◆ **PROVIDED PASSAGE**
---*---
All people who take primaquine or tafenoquine should have a documented normal G6PD level before starting the medication.
---*---
[Page segmentation data]
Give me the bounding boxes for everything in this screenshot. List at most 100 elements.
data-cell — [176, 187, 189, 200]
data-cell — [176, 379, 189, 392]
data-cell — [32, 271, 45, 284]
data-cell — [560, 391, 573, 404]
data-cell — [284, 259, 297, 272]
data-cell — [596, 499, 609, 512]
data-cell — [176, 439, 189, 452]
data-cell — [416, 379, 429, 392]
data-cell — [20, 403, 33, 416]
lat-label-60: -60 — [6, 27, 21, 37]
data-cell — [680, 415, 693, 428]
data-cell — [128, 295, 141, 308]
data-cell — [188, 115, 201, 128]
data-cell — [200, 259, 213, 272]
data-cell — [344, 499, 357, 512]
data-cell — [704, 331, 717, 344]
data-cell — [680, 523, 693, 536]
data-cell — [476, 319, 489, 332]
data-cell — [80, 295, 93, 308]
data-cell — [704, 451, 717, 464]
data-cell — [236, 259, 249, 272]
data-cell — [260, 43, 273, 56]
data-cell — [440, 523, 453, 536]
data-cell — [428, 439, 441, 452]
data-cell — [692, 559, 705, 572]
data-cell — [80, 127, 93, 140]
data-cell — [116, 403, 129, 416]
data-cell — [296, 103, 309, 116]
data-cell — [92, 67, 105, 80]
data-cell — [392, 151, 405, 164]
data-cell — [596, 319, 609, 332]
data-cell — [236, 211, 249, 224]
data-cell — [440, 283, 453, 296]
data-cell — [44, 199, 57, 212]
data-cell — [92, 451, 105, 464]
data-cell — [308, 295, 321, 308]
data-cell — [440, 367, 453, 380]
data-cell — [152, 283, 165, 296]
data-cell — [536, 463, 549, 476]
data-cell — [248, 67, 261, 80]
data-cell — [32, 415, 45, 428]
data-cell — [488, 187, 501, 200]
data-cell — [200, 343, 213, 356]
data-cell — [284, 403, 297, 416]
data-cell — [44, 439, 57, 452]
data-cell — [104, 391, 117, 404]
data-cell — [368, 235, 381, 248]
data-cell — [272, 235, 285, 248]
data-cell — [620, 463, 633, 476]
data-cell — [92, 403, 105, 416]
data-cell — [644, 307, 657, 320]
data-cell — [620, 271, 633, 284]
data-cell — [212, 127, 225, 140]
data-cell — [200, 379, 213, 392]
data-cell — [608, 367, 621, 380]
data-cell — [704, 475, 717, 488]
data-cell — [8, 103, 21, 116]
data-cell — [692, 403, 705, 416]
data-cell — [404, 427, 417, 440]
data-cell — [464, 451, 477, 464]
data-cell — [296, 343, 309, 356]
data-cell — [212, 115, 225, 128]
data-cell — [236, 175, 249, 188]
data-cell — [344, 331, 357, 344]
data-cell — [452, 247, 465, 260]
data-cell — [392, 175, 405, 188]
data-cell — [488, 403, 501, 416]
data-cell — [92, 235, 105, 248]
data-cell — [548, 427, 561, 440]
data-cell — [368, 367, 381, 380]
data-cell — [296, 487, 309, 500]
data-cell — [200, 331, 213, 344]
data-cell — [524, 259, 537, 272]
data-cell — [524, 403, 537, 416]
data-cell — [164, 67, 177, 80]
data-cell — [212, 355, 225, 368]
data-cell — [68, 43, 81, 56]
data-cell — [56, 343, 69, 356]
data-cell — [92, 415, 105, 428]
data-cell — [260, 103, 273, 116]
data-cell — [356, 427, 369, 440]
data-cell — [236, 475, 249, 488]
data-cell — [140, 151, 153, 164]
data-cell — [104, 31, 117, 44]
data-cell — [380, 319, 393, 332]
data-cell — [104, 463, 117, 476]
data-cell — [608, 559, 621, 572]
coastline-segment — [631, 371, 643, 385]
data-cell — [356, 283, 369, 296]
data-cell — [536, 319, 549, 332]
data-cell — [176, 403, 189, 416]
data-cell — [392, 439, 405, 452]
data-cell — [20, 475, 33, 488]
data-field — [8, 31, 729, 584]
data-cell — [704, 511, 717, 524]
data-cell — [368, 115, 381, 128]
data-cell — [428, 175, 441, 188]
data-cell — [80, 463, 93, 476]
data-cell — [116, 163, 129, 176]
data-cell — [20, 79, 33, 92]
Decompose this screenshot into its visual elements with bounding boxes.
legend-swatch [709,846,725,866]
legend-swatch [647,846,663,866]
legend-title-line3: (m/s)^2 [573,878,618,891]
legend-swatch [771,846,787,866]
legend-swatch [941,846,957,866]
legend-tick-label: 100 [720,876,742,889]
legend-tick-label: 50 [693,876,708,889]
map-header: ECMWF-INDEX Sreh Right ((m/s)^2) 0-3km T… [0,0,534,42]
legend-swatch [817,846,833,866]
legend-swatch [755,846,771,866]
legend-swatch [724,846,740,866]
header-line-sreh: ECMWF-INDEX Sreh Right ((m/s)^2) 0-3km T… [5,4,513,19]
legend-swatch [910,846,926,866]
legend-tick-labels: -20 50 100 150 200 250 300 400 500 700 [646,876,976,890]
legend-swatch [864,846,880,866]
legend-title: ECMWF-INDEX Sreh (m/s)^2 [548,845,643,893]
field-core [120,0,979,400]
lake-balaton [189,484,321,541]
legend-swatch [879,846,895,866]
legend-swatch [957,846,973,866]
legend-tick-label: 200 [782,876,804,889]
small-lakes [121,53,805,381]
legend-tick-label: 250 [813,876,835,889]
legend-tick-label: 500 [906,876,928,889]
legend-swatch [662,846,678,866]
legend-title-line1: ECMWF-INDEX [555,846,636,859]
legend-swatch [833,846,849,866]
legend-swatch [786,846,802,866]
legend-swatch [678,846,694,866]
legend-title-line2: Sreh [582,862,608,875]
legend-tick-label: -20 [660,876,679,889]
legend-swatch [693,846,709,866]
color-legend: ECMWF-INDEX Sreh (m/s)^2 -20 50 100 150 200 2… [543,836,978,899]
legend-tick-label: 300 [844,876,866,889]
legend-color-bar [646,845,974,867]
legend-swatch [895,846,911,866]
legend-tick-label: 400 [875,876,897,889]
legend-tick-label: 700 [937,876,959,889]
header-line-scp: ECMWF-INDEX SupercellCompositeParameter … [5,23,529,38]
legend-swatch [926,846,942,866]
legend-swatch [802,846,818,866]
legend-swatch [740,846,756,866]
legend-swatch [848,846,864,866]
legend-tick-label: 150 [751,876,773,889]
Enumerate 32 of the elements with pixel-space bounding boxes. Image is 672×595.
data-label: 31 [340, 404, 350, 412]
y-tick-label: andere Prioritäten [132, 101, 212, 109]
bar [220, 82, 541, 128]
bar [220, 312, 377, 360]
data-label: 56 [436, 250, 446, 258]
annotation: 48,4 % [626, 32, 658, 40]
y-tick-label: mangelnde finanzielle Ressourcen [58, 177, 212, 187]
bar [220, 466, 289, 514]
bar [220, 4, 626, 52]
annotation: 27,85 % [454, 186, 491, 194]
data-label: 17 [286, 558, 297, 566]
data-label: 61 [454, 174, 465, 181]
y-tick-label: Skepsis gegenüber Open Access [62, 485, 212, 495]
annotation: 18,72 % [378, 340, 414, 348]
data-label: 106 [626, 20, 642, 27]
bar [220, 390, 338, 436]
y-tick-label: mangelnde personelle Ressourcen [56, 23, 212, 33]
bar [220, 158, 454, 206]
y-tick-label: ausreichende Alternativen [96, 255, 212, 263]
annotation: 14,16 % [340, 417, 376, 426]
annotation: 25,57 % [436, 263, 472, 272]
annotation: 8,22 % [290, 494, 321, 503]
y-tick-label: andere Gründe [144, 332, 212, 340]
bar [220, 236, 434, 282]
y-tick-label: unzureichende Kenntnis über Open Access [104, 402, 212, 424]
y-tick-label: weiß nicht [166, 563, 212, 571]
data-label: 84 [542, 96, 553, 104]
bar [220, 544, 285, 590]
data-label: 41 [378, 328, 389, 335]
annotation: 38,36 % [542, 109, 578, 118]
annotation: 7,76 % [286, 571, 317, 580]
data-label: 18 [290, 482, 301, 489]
---*---
◆ **WHAT THE TASK REQUIRES**
According to the passage on primaquine and tafenoquine, what should a person have documented before starting either medication? Please answer briefly.

◆ **TASK RESPONSE**
A normal G6PD level.